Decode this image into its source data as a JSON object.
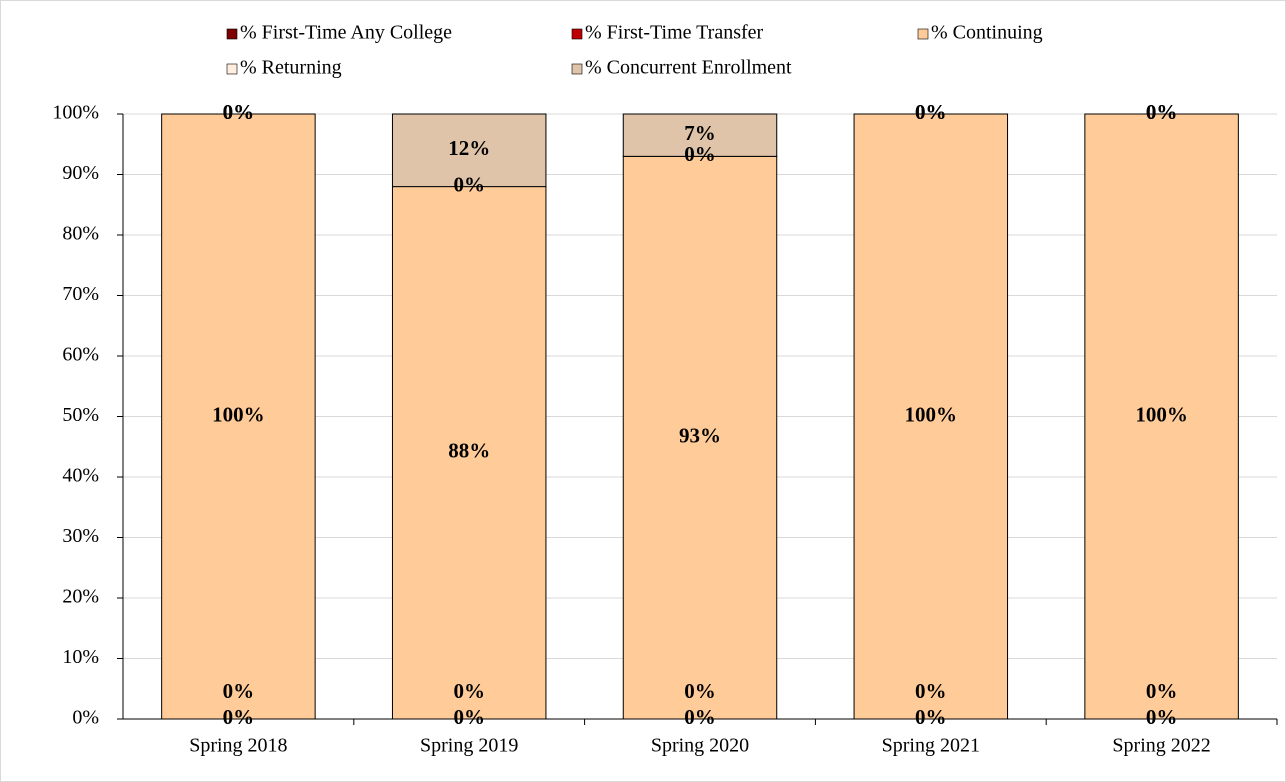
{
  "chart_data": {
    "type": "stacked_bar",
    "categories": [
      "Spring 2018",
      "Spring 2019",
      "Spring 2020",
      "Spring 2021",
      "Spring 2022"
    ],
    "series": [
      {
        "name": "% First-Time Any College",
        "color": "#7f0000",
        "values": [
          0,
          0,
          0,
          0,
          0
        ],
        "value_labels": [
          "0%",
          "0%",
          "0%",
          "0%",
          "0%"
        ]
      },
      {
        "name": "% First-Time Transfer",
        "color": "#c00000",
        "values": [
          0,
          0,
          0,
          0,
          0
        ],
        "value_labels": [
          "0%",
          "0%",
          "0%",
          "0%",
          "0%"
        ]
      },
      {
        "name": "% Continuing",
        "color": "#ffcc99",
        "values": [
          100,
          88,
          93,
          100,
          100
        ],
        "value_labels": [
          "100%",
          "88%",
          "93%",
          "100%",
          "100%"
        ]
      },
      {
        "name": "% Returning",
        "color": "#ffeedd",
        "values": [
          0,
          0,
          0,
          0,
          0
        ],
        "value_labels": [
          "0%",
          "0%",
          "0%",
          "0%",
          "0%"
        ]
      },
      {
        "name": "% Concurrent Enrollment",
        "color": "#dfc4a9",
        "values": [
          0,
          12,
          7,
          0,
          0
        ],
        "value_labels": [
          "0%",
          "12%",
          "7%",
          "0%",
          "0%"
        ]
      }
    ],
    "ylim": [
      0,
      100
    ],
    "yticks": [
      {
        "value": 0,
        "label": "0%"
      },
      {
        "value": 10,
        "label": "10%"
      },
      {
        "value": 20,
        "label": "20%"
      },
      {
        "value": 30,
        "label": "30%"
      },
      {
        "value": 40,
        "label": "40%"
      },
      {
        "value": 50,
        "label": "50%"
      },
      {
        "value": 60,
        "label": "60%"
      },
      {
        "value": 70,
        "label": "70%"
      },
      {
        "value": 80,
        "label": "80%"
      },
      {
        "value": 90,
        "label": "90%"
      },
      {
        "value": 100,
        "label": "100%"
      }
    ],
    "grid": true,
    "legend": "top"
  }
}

▶ [Instruction]: Without the pictures, restate each entry exactly.

▶ [Reply to the exercise]:
Decode this image into its source data as a JSON object.
{
  "chart_data": {
    "type": "stacked_bar",
    "categories": [
      "Spring 2018",
      "Spring 2019",
      "Spring 2020",
      "Spring 2021",
      "Spring 2022"
    ],
    "series": [
      {
        "name": "% First-Time Any College",
        "color": "#7f0000",
        "values": [
          0,
          0,
          0,
          0,
          0
        ],
        "value_labels": [
          "0%",
          "0%",
          "0%",
          "0%",
          "0%"
        ]
      },
      {
        "name": "% First-Time Transfer",
        "color": "#c00000",
        "values": [
          0,
          0,
          0,
          0,
          0
        ],
        "value_labels": [
          "0%",
          "0%",
          "0%",
          "0%",
          "0%"
        ]
      },
      {
        "name": "% Continuing",
        "color": "#ffcc99",
        "values": [
          100,
          88,
          93,
          100,
          100
        ],
        "value_labels": [
          "100%",
          "88%",
          "93%",
          "100%",
          "100%"
        ]
      },
      {
        "name": "% Returning",
        "color": "#ffeedd",
        "values": [
          0,
          0,
          0,
          0,
          0
        ],
        "value_labels": [
          "0%",
          "0%",
          "0%",
          "0%",
          "0%"
        ]
      },
      {
        "name": "% Concurrent Enrollment",
        "color": "#dfc4a9",
        "values": [
          0,
          12,
          7,
          0,
          0
        ],
        "value_labels": [
          "0%",
          "12%",
          "7%",
          "0%",
          "0%"
        ]
      }
    ],
    "ylim": [
      0,
      100
    ],
    "yticks": [
      {
        "value": 0,
        "label": "0%"
      },
      {
        "value": 10,
        "label": "10%"
      },
      {
        "value": 20,
        "label": "20%"
      },
      {
        "value": 30,
        "label": "30%"
      },
      {
        "value": 40,
        "label": "40%"
      },
      {
        "value": 50,
        "label": "50%"
      },
      {
        "value": 60,
        "label": "60%"
      },
      {
        "value": 70,
        "label": "70%"
      },
      {
        "value": 80,
        "label": "80%"
      },
      {
        "value": 90,
        "label": "90%"
      },
      {
        "value": 100,
        "label": "100%"
      }
    ],
    "grid": true,
    "legend": "top"
  }
}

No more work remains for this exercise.